__Excerpts from a figure dataset__:
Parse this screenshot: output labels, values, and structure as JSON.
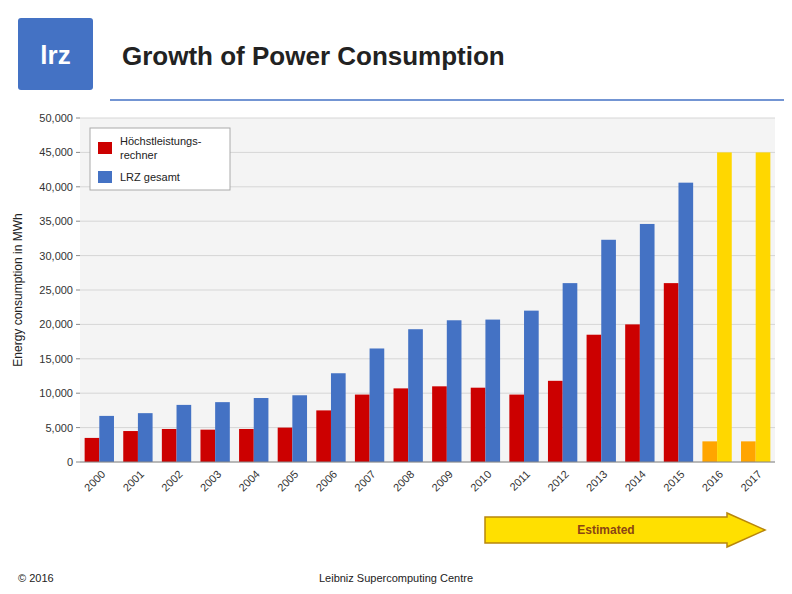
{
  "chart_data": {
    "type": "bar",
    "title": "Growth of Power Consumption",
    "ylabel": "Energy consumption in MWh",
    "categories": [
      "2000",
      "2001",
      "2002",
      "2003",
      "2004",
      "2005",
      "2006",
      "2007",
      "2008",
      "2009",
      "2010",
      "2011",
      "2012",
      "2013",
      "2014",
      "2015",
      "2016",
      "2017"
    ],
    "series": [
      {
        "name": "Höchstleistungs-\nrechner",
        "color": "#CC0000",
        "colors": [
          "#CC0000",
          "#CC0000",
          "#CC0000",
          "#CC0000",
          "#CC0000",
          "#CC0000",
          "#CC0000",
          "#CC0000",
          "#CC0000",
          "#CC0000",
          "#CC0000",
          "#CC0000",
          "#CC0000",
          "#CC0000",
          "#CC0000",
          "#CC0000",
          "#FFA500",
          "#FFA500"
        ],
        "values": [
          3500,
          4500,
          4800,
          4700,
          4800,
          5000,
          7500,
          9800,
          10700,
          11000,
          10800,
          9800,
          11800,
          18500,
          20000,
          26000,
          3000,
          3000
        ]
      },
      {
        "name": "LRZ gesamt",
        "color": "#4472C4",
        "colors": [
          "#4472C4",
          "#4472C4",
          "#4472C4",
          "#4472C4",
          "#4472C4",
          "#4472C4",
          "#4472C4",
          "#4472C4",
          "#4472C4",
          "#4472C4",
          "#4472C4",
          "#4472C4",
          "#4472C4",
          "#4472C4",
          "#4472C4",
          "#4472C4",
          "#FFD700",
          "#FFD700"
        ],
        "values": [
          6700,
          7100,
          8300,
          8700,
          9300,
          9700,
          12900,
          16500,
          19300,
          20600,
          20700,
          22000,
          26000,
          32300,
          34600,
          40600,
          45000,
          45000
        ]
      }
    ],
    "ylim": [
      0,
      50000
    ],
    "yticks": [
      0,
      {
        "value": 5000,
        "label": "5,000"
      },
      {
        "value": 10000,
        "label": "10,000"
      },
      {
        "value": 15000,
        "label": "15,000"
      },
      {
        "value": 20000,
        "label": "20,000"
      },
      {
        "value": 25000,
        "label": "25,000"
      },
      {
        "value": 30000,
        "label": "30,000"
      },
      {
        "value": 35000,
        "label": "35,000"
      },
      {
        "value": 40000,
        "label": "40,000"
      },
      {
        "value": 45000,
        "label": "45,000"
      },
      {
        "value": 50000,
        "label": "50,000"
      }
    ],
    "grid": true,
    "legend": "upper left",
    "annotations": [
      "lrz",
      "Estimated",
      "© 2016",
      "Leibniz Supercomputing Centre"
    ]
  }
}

__SHORT EXERCISE__: Show each line in the entries that holds the string "name".

__TASK SOLUTION__:
        "name": "Höchstleistungs-\nrechner",
        "name": "LRZ gesamt",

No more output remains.